- _PROBLEM STATEMENT_:
Output each line of the material exactly as it stands.

*** STORED DATA

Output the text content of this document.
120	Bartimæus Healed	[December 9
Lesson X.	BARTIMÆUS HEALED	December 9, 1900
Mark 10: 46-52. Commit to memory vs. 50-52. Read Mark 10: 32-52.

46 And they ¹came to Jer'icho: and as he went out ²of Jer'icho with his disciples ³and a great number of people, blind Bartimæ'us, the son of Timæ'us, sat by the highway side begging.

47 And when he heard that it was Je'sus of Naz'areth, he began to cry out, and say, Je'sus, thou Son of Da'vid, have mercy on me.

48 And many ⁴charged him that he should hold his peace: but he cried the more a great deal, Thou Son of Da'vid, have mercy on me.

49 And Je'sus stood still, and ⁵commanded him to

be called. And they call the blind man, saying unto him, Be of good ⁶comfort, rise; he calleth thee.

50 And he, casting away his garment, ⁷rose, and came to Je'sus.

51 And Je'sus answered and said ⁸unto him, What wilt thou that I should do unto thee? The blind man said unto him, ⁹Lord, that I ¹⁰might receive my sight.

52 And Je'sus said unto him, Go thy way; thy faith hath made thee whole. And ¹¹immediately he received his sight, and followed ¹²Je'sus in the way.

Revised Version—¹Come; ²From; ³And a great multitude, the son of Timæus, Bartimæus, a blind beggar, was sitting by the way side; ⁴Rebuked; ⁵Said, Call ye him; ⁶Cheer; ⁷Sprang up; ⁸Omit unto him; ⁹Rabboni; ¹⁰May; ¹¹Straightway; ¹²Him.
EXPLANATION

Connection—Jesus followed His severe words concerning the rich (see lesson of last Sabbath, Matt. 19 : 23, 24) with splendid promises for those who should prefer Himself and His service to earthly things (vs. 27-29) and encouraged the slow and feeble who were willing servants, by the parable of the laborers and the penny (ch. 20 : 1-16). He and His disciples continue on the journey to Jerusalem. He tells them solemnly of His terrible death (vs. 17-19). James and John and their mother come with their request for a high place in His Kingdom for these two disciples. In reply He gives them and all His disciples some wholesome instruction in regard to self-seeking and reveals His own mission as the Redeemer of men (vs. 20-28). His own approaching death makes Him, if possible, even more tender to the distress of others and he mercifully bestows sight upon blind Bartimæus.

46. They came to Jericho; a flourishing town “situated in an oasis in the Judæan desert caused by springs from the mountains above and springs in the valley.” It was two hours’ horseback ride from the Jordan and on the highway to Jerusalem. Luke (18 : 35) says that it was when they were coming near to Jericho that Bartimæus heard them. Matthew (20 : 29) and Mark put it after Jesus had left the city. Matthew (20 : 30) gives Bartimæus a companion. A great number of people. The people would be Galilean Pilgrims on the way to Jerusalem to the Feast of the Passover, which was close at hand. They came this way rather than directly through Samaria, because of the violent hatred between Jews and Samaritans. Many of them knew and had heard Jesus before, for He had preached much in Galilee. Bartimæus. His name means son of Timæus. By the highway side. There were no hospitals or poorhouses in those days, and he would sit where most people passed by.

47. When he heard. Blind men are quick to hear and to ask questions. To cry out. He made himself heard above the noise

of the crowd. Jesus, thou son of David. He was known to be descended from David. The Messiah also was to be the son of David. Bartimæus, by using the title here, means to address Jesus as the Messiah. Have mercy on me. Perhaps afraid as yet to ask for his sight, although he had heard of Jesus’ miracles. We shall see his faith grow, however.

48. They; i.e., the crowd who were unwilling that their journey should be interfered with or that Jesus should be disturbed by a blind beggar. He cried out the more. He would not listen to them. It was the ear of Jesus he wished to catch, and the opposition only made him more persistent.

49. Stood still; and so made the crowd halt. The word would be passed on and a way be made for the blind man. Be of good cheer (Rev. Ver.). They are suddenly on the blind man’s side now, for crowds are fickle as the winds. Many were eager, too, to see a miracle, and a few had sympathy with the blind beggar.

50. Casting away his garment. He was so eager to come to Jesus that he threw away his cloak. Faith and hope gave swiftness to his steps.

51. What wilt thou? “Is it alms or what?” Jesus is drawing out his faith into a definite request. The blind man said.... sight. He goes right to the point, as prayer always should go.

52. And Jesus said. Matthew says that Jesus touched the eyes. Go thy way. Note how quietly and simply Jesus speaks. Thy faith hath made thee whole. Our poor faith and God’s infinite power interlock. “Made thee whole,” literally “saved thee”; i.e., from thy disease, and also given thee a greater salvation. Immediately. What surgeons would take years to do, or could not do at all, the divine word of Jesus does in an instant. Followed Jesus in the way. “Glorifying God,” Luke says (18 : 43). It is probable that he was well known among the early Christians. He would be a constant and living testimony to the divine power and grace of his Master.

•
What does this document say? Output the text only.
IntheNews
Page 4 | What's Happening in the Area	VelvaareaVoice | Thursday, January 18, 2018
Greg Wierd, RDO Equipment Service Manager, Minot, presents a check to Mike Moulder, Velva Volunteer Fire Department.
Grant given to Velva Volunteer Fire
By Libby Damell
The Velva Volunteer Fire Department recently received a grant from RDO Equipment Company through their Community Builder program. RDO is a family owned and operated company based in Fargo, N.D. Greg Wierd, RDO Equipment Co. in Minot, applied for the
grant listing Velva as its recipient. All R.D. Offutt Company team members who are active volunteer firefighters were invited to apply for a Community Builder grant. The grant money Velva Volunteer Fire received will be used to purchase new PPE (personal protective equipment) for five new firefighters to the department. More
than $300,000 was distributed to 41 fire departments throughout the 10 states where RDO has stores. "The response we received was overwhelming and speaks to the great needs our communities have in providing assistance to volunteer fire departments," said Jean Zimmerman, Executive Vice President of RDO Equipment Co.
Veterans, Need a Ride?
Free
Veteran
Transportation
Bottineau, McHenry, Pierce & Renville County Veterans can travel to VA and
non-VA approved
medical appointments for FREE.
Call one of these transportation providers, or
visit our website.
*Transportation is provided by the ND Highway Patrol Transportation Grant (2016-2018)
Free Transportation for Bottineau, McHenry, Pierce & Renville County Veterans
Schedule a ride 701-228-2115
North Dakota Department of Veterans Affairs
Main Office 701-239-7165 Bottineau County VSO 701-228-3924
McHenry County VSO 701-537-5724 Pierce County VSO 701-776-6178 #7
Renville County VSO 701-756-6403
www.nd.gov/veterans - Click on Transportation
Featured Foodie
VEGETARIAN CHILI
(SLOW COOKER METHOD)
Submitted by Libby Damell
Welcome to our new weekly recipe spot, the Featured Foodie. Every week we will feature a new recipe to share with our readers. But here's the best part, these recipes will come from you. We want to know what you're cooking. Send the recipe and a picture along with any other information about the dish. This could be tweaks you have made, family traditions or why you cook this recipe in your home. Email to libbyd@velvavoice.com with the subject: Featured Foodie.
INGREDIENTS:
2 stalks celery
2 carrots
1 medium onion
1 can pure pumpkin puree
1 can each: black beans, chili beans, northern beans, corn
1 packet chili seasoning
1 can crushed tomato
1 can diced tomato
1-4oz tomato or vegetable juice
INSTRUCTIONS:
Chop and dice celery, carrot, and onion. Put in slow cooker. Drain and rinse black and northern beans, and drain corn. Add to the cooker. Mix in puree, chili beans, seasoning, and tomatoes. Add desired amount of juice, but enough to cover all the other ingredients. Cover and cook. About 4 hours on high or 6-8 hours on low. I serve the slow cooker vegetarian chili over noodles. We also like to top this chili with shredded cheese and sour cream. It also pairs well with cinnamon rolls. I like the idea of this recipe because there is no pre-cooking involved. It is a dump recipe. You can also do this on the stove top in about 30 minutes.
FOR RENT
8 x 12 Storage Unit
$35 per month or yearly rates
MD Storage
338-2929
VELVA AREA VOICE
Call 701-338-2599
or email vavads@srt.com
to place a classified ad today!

******

- _WORKED ANSWER_:
Output the text content of this document.
120	Bartimæus Healed	[December 9
Lesson X.	BARTIMÆUS HEALED	December 9, 1900
Mark 10: 46-52. Commit to memory vs. 50-52. Read Mark 10: 32-52.

46 And they ¹came to Jer'icho: and as he went out ²of Jer'icho with his disciples ³and a great number of people, blind Bartimæ'us, the son of Timæ'us, sat by the highway side begging.

47 And when he heard that it was Je'sus of Naz'areth, he began to cry out, and say, Je'sus, thou Son of Da'vid, have mercy on me.

48 And many ⁴charged him that he should hold his peace: but he cried the more a great deal, Thou Son of Da'vid, have mercy on me.

49 And Je'sus stood still, and ⁵commanded him to

be called. And they call the blind man, saying unto him, Be of good ⁶comfort, rise; he calleth thee.

50 And he, casting away his garment, ⁷rose, and came to Je'sus.

51 And Je'sus answered and said ⁸unto him, What wilt thou that I should do unto thee? The blind man said unto him, ⁹Lord, that I ¹⁰might receive my sight.

52 And Je'sus said unto him, Go thy way; thy faith hath made thee whole. And ¹¹immediately he received his sight, and followed ¹²Je'sus in the way.

Revised Version—¹Come; ²From; ³And a great multitude, the son of Timæus, Bartimæus, a blind beggar, was sitting by the way side; ⁴Rebuked; ⁵Said, Call ye him; ⁶Cheer; ⁷Sprang up; ⁸Omit unto him; ⁹Rabboni; ¹⁰May; ¹¹Straightway; ¹²Him.
EXPLANATION

Connection—Jesus followed His severe words concerning the rich (see lesson of last Sabbath, Matt. 19 : 23, 24) with splendid promises for those who should prefer Himself and His service to earthly things (vs. 27-29) and encouraged the slow and feeble who were willing servants, by the parable of the laborers and the penny (ch. 20 : 1-16). He and His disciples continue on the journey to Jerusalem. He tells them solemnly of His terrible death (vs. 17-19). James and John and their mother come with their request for a high place in His Kingdom for these two disciples. In reply He gives them and all His disciples some wholesome instruction in regard to self-seeking and reveals His own mission as the Redeemer of men (vs. 20-28). His own approaching death makes Him, if possible, even more tender to the distress of others and he mercifully bestows sight upon blind Bartimæus.

46. They came to Jericho; a flourishing town “situated in an oasis in the Judæan desert caused by springs from the mountains above and springs in the valley.” It was two hours’ horseback ride from the Jordan and on the highway to Jerusalem. Luke (18 : 35) says that it was when they were coming near to Jericho that Bartimæus heard them. Matthew (20 : 29) and Mark put it after Jesus had left the city. Matthew (20 : 30) gives Bartimæus a companion. A great number of people. The people would be Galilean Pilgrims on the way to Jerusalem to the Feast of the Passover, which was close at hand. They came this way rather than directly through Samaria, because of the violent hatred between Jews and Samaritans. Many of them knew and had heard Jesus before, for He had preached much in Galilee. Bartimæus. His name means son of Timæus. By the highway side. There were no hospitals or poorhouses in those days, and he would sit where most people passed by.

47. When he heard. Blind men are quick to hear and to ask questions. To cry out. He made himself heard above the noise

of the crowd. Jesus, thou son of David. He was known to be descended from David. The Messiah also was to be the son of David. Bartimæus, by using the title here, means to address Jesus as the Messiah. Have mercy on me. Perhaps afraid as yet to ask for his sight, although he had heard of Jesus’ miracles. We shall see his faith grow, however.

48. They; i.e., the crowd who were unwilling that their journey should be interfered with or that Jesus should be disturbed by a blind beggar. He cried out the more. He would not listen to them. It was the ear of Jesus he wished to catch, and the opposition only made him more persistent.

49. Stood still; and so made the crowd halt. The word would be passed on and a way be made for the blind man. Be of good cheer (Rev. Ver.). They are suddenly on the blind man’s side now, for crowds are fickle as the winds. Many were eager, too, to see a miracle, and a few had sympathy with the blind beggar.

50. Casting away his garment. He was so eager to come to Jesus that he threw away his cloak. Faith and hope gave swiftness to his steps.

51. What wilt thou? “Is it alms or what?” Jesus is drawing out his faith into a definite request. The blind man said.... sight. He goes right to the point, as prayer always should go.

52. And Jesus said. Matthew says that Jesus touched the eyes. Go thy way. Note how quietly and simply Jesus speaks. Thy faith hath made thee whole. Our poor faith and God’s infinite power interlock. “Made thee whole,” literally “saved thee”; i.e., from thy disease, and also given thee a greater salvation. Immediately. What surgeons would take years to do, or could not do at all, the divine word of Jesus does in an instant. Followed Jesus in the way. “Glorifying God,” Luke says (18 : 43). It is probable that he was well known among the early Christians. He would be a constant and living testimony to the divine power and grace of his Master.

•
What does this document say? Output the text only.
IntheNews
Page 4 | What's Happening in the Area	VelvaareaVoice | Thursday, January 18, 2018
Greg Wierd, RDO Equipment Service Manager, Minot, presents a check to Mike Moulder, Velva Volunteer Fire Department.
Grant given to Velva Volunteer Fire
By Libby Damell
The Velva Volunteer Fire Department recently received a grant from RDO Equipment Company through their Community Builder program. RDO is a family owned and operated company based in Fargo, N.D. Greg Wierd, RDO Equipment Co. in Minot, applied for the
grant listing Velva as its recipient. All R.D. Offutt Company team members who are active volunteer firefighters were invited to apply for a Community Builder grant. The grant money Velva Volunteer Fire received will be used to purchase new PPE (personal protective equipment) for five new firefighters to the department. More
than $300,000 was distributed to 41 fire departments throughout the 10 states where RDO has stores. "The response we received was overwhelming and speaks to the great needs our communities have in providing assistance to volunteer fire departments," said Jean Zimmerman, Executive Vice President of RDO Equipment Co.
Veterans, Need a Ride?
Free
Veteran
Transportation
Bottineau, McHenry, Pierce & Renville County Veterans can travel to VA and
non-VA approved
medical appointments for FREE.
Call one of these transportation providers, or
visit our website.
*Transportation is provided by the ND Highway Patrol Transportation Grant (2016-2018)
Free Transportation for Bottineau, McHenry, Pierce & Renville County Veterans
Schedule a ride 701-228-2115
North Dakota Department of Veterans Affairs
Main Office 701-239-7165 Bottineau County VSO 701-228-3924
McHenry County VSO 701-537-5724 Pierce County VSO 701-776-6178 #7
Renville County VSO 701-756-6403
www.nd.gov/veterans - Click on Transportation
Featured Foodie
VEGETARIAN CHILI
(SLOW COOKER METHOD)
Submitted by Libby Damell
Welcome to our new weekly recipe spot, the Featured Foodie. Every week we will feature a new recipe to share with our readers. But here's the best part, these recipes will come from you. We want to know what you're cooking. Send the recipe and a picture along with any other information about the dish. This could be tweaks you have made, family traditions or why you cook this recipe in your home. Email to libbyd@velvavoice.com with the subject: Featured Foodie.
INGREDIENTS:
2 stalks celery
2 carrots
1 medium onion
1 can pure pumpkin puree
1 can each: black beans, chili beans, northern beans, corn
1 packet chili seasoning
1 can crushed tomato
1 can diced tomato
1-4oz tomato or vegetable juice
INSTRUCTIONS:
Chop and dice celery, carrot, and onion. Put in slow cooker. Drain and rinse black and northern beans, and drain corn. Add to the cooker. Mix in puree, chili beans, seasoning, and tomatoes. Add desired amount of juice, but enough to cover all the other ingredients. Cover and cook. About 4 hours on high or 6-8 hours on low. I serve the slow cooker vegetarian chili over noodles. We also like to top this chili with shredded cheese and sour cream. It also pairs well with cinnamon rolls. I like the idea of this recipe because there is no pre-cooking involved. It is a dump recipe. You can also do this on the stove top in about 30 minutes.
FOR RENT
8 x 12 Storage Unit
$35 per month or yearly rates
MD Storage
338-2929
VELVA AREA VOICE
Call 701-338-2599
or email vavads@srt.com
to place a classified ad today!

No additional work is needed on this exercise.